AIM OF THE EXERCISE:
Copy everything in the listing below word for word, apart from any images.
· · · · · · ·
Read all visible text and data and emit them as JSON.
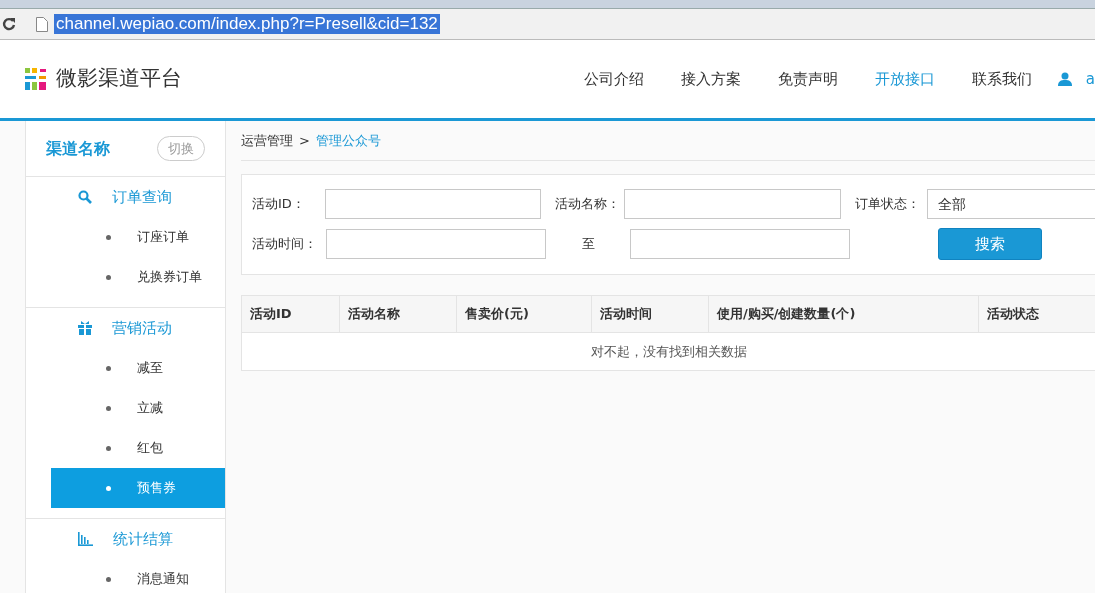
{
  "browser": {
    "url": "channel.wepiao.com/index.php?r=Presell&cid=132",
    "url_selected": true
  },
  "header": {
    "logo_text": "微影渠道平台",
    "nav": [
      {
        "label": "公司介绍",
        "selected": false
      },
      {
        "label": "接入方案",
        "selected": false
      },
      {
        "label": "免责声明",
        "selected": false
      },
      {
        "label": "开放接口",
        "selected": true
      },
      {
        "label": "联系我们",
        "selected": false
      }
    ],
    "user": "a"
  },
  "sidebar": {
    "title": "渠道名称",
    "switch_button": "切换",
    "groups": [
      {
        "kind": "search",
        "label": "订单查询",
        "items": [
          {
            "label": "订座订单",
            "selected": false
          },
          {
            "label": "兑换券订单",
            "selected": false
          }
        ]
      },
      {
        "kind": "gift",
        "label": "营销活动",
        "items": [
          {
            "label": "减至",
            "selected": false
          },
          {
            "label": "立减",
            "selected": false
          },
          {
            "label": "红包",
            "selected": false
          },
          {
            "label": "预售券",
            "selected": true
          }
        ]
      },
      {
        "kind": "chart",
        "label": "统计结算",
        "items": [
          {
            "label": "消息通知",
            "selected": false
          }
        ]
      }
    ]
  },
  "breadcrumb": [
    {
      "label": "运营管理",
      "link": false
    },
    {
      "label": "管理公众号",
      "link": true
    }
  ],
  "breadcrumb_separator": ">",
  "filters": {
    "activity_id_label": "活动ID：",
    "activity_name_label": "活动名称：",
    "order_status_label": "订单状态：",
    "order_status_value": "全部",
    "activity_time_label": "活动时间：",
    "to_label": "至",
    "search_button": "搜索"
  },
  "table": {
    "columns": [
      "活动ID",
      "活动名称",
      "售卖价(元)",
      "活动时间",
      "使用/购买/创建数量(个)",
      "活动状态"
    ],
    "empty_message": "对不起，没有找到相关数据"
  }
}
· · · · · · ·
FINISHED TASK:
Read all visible text and data and emit them as JSON.
{
  "browser": {
    "url": "channel.wepiao.com/index.php?r=Presell&cid=132",
    "url_selected": true
  },
  "header": {
    "logo_text": "微影渠道平台",
    "nav": [
      {
        "label": "公司介绍",
        "selected": false
      },
      {
        "label": "接入方案",
        "selected": false
      },
      {
        "label": "免责声明",
        "selected": false
      },
      {
        "label": "开放接口",
        "selected": true
      },
      {
        "label": "联系我们",
        "selected": false
      }
    ],
    "user": "a"
  },
  "sidebar": {
    "title": "渠道名称",
    "switch_button": "切换",
    "groups": [
      {
        "kind": "search",
        "label": "订单查询",
        "items": [
          {
            "label": "订座订单",
            "selected": false
          },
          {
            "label": "兑换券订单",
            "selected": false
          }
        ]
      },
      {
        "kind": "gift",
        "label": "营销活动",
        "items": [
          {
            "label": "减至",
            "selected": false
          },
          {
            "label": "立减",
            "selected": false
          },
          {
            "label": "红包",
            "selected": false
          },
          {
            "label": "预售券",
            "selected": true
          }
        ]
      },
      {
        "kind": "chart",
        "label": "统计结算",
        "items": [
          {
            "label": "消息通知",
            "selected": false
          }
        ]
      }
    ]
  },
  "breadcrumb": [
    {
      "label": "运营管理",
      "link": false
    },
    {
      "label": "管理公众号",
      "link": true
    }
  ],
  "breadcrumb_separator": ">",
  "filters": {
    "activity_id_label": "活动ID：",
    "activity_name_label": "活动名称：",
    "order_status_label": "订单状态：",
    "order_status_value": "全部",
    "activity_time_label": "活动时间：",
    "to_label": "至",
    "search_button": "搜索"
  },
  "table": {
    "columns": [
      "活动ID",
      "活动名称",
      "售卖价(元)",
      "活动时间",
      "使用/购买/创建数量(个)",
      "活动状态"
    ],
    "empty_message": "对不起，没有找到相关数据"
  }
}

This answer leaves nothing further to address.